■ **THE INPUT**

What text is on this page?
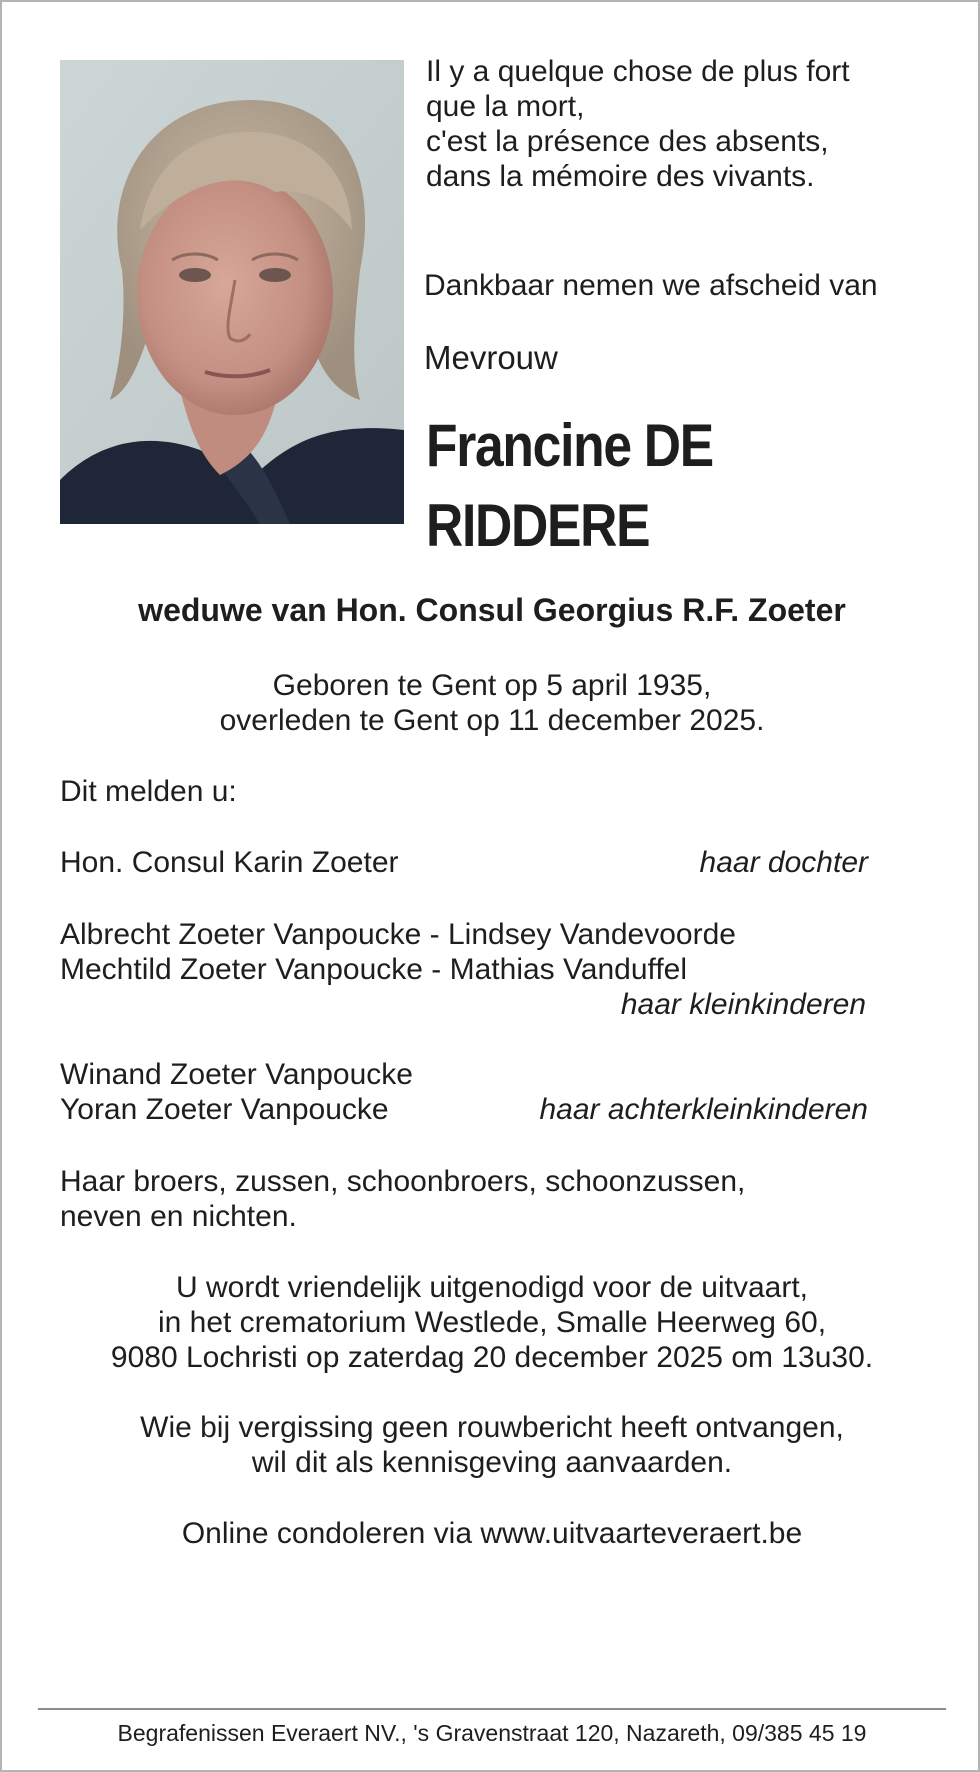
Il y a quelque chose de plus fort
que la mort,
c'est la présence des absents,
dans la mémoire des vivants.
Dankbaar nemen we afscheid van
Mevrouw
Francine DE
RIDDERE
weduwe van Hon. Consul Georgius R.F. Zoeter
Geboren te Gent op 5 april 1935,
overleden te Gent op 11 december 2025.
Dit melden u:
Hon. Consul Karin Zoeter	haar dochter
Albrecht Zoeter Vanpoucke - Lindsey Vandevoorde
Mechtild Zoeter Vanpoucke - Mathias Vanduffel
haar kleinkinderen
Winand Zoeter Vanpoucke
Yoran Zoeter Vanpoucke	haar achterkleinkinderen
Haar broers, zussen, schoonbroers, schoonzussen,
neven en nichten.
U wordt vriendelijk uitgenodigd voor de uitvaart,
in het crematorium Westlede, Smalle Heerweg 60,
9080 Lochristi op zaterdag 20 december 2025 om 13u30.
Wie bij vergissing geen rouwbericht heeft ontvangen,
wil dit als kennisgeving aanvaarden.
Online condoleren via www.uitvaarteveraert.be
Begrafenissen Everaert NV., 's Gravenstraat 120, Nazareth, 09/385 45 19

■ **WHAT YOU SHOULD DO**
Omit every picture, and otherwise quote the entries exactly.

■ **RESULT FOR THIS EXERCISE**
What text is on this page?
Il y a quelque chose de plus fort
que la mort,
c'est la présence des absents,
dans la mémoire des vivants.
Dankbaar nemen we afscheid van
Mevrouw
Francine DE
RIDDERE
weduwe van Hon. Consul Georgius R.F. Zoeter
Geboren te Gent op 5 april 1935,
overleden te Gent op 11 december 2025.
Dit melden u:
Hon. Consul Karin Zoeter	haar dochter
Albrecht Zoeter Vanpoucke - Lindsey Vandevoorde
Mechtild Zoeter Vanpoucke - Mathias Vanduffel
haar kleinkinderen
Winand Zoeter Vanpoucke
Yoran Zoeter Vanpoucke	haar achterkleinkinderen
Haar broers, zussen, schoonbroers, schoonzussen,
neven en nichten.
U wordt vriendelijk uitgenodigd voor de uitvaart,
in het crematorium Westlede, Smalle Heerweg 60,
9080 Lochristi op zaterdag 20 december 2025 om 13u30.
Wie bij vergissing geen rouwbericht heeft ontvangen,
wil dit als kennisgeving aanvaarden.
Online condoleren via www.uitvaarteveraert.be
Begrafenissen Everaert NV., 's Gravenstraat 120, Nazareth, 09/385 45 19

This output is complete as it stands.